* JOB: Select the lines that contain "sólidos" and copy each of them.

********

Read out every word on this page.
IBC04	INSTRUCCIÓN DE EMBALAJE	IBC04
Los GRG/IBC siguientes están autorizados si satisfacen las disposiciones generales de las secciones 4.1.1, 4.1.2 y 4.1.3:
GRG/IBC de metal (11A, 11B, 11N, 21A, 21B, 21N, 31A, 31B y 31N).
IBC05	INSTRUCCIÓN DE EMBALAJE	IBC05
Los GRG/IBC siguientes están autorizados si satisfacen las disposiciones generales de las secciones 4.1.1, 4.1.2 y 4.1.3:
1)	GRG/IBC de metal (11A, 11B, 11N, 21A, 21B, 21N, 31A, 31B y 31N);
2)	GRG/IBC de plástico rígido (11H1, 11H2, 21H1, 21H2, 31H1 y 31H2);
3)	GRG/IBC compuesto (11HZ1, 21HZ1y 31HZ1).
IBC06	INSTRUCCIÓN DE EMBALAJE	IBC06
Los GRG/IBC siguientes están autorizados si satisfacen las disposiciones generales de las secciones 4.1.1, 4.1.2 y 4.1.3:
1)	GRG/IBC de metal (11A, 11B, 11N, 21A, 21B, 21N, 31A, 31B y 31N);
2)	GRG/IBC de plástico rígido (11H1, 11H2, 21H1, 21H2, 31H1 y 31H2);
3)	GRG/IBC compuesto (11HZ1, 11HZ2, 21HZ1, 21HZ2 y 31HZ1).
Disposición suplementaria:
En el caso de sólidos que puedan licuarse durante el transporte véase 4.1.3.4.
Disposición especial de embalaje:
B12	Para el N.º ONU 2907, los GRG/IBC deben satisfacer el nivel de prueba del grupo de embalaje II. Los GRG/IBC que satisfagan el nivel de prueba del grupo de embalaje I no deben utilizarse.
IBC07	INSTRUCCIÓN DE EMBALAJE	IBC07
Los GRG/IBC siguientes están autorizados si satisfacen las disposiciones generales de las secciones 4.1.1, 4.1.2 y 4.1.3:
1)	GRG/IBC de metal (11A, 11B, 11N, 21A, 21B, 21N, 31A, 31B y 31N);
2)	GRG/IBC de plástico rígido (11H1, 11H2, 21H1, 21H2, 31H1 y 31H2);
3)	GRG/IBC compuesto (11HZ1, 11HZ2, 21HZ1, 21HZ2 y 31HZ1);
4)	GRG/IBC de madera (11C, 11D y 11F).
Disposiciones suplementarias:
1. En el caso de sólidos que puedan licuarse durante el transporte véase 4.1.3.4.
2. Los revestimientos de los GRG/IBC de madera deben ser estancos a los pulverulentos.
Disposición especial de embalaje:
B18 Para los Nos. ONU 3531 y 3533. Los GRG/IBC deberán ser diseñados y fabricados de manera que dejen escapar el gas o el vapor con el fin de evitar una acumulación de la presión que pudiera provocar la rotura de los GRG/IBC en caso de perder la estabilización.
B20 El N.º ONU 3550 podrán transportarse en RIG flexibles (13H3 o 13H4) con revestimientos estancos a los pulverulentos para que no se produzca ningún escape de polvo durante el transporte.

********

* TASK RESPONSE:
En el caso de sólidos que puedan licuarse durante el transporte véase 4.1.3.4.
1. En el caso de sólidos que puedan licuarse durante el transporte véase 4.1.3.4.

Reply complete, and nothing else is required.